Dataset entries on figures
┌──
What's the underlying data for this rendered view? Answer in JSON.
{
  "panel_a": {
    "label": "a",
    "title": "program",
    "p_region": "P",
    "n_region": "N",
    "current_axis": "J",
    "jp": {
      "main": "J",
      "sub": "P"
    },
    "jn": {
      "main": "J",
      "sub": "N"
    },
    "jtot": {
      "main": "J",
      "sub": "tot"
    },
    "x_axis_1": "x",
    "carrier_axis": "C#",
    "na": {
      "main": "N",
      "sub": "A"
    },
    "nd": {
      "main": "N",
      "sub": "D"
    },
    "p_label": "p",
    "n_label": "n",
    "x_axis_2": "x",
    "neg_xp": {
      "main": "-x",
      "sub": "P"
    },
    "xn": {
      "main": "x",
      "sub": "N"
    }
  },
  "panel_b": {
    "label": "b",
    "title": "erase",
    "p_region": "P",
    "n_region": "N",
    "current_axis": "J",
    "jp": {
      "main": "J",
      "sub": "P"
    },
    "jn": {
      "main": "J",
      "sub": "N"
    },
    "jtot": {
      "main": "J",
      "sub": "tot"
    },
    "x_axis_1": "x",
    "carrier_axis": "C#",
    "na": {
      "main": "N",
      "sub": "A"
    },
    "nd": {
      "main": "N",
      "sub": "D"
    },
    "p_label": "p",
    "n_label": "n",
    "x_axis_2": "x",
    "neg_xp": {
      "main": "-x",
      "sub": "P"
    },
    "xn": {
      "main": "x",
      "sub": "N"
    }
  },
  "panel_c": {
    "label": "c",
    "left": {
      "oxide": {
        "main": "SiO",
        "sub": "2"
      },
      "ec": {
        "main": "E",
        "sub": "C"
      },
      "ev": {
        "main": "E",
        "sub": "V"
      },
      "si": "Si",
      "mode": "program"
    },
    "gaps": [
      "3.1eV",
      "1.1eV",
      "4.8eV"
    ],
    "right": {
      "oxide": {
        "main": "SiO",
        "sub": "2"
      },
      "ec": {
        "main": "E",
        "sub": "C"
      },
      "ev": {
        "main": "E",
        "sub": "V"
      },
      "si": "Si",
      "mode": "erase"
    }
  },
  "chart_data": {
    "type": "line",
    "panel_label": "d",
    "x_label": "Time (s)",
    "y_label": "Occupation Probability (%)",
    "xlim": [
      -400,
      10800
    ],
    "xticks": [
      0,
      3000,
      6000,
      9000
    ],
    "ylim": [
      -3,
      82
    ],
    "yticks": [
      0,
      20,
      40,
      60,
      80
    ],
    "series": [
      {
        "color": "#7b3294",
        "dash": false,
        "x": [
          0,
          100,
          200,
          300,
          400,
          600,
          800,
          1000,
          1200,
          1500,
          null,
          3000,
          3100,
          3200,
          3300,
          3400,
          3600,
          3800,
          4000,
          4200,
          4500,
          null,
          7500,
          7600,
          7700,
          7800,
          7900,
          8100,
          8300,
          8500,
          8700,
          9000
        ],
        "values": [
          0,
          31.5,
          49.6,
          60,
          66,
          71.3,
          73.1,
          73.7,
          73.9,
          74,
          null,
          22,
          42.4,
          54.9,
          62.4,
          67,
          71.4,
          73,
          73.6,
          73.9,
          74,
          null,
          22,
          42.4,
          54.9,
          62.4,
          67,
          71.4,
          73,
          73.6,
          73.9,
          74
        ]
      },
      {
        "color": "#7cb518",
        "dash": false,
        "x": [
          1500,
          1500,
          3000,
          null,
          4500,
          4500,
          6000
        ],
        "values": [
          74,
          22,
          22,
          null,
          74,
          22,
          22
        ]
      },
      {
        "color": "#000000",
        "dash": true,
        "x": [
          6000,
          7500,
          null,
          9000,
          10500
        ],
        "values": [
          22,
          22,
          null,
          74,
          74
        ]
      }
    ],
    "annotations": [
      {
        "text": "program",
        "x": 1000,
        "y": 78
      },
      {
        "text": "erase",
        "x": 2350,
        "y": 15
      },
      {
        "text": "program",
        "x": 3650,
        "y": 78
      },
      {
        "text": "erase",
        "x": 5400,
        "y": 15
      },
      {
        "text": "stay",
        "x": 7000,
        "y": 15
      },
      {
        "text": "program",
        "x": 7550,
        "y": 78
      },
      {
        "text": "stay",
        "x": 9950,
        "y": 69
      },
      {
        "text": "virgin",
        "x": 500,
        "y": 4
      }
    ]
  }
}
└──
• _Your objective_
Type out the material again exactly as presented.

• _Solution to this task_
What's the underlying data for this rendered view? Answer in JSON.
{
  "panel_a": {
    "label": "a",
    "title": "program",
    "p_region": "P",
    "n_region": "N",
    "current_axis": "J",
    "jp": {
      "main": "J",
      "sub": "P"
    },
    "jn": {
      "main": "J",
      "sub": "N"
    },
    "jtot": {
      "main": "J",
      "sub": "tot"
    },
    "x_axis_1": "x",
    "carrier_axis": "C#",
    "na": {
      "main": "N",
      "sub": "A"
    },
    "nd": {
      "main": "N",
      "sub": "D"
    },
    "p_label": "p",
    "n_label": "n",
    "x_axis_2": "x",
    "neg_xp": {
      "main": "-x",
      "sub": "P"
    },
    "xn": {
      "main": "x",
      "sub": "N"
    }
  },
  "panel_b": {
    "label": "b",
    "title": "erase",
    "p_region": "P",
    "n_region": "N",
    "current_axis": "J",
    "jp": {
      "main": "J",
      "sub": "P"
    },
    "jn": {
      "main": "J",
      "sub": "N"
    },
    "jtot": {
      "main": "J",
      "sub": "tot"
    },
    "x_axis_1": "x",
    "carrier_axis": "C#",
    "na": {
      "main": "N",
      "sub": "A"
    },
    "nd": {
      "main": "N",
      "sub": "D"
    },
    "p_label": "p",
    "n_label": "n",
    "x_axis_2": "x",
    "neg_xp": {
      "main": "-x",
      "sub": "P"
    },
    "xn": {
      "main": "x",
      "sub": "N"
    }
  },
  "panel_c": {
    "label": "c",
    "left": {
      "oxide": {
        "main": "SiO",
        "sub": "2"
      },
      "ec": {
        "main": "E",
        "sub": "C"
      },
      "ev": {
        "main": "E",
        "sub": "V"
      },
      "si": "Si",
      "mode": "program"
    },
    "gaps": [
      "3.1eV",
      "1.1eV",
      "4.8eV"
    ],
    "right": {
      "oxide": {
        "main": "SiO",
        "sub": "2"
      },
      "ec": {
        "main": "E",
        "sub": "C"
      },
      "ev": {
        "main": "E",
        "sub": "V"
      },
      "si": "Si",
      "mode": "erase"
    }
  },
  "chart_data": {
    "type": "line",
    "panel_label": "d",
    "x_label": "Time (s)",
    "y_label": "Occupation Probability (%)",
    "xlim": [
      -400,
      10800
    ],
    "xticks": [
      0,
      3000,
      6000,
      9000
    ],
    "ylim": [
      -3,
      82
    ],
    "yticks": [
      0,
      20,
      40,
      60,
      80
    ],
    "series": [
      {
        "color": "#7b3294",
        "dash": false,
        "x": [
          0,
          100,
          200,
          300,
          400,
          600,
          800,
          1000,
          1200,
          1500,
          null,
          3000,
          3100,
          3200,
          3300,
          3400,
          3600,
          3800,
          4000,
          4200,
          4500,
          null,
          7500,
          7600,
          7700,
          7800,
          7900,
          8100,
          8300,
          8500,
          8700,
          9000
        ],
        "values": [
          0,
          31.5,
          49.6,
          60,
          66,
          71.3,
          73.1,
          73.7,
          73.9,
          74,
          null,
          22,
          42.4,
          54.9,
          62.4,
          67,
          71.4,
          73,
          73.6,
          73.9,
          74,
          null,
          22,
          42.4,
          54.9,
          62.4,
          67,
          71.4,
          73,
          73.6,
          73.9,
          74
        ]
      },
      {
        "color": "#7cb518",
        "dash": false,
        "x": [
          1500,
          1500,
          3000,
          null,
          4500,
          4500,
          6000
        ],
        "values": [
          74,
          22,
          22,
          null,
          74,
          22,
          22
        ]
      },
      {
        "color": "#000000",
        "dash": true,
        "x": [
          6000,
          7500,
          null,
          9000,
          10500
        ],
        "values": [
          22,
          22,
          null,
          74,
          74
        ]
      }
    ],
    "annotations": [
      {
        "text": "program",
        "x": 1000,
        "y": 78
      },
      {
        "text": "erase",
        "x": 2350,
        "y": 15
      },
      {
        "text": "program",
        "x": 3650,
        "y": 78
      },
      {
        "text": "erase",
        "x": 5400,
        "y": 15
      },
      {
        "text": "stay",
        "x": 7000,
        "y": 15
      },
      {
        "text": "program",
        "x": 7550,
        "y": 78
      },
      {
        "text": "stay",
        "x": 9950,
        "y": 69
      },
      {
        "text": "virgin",
        "x": 500,
        "y": 4
      }
    ]
  }
}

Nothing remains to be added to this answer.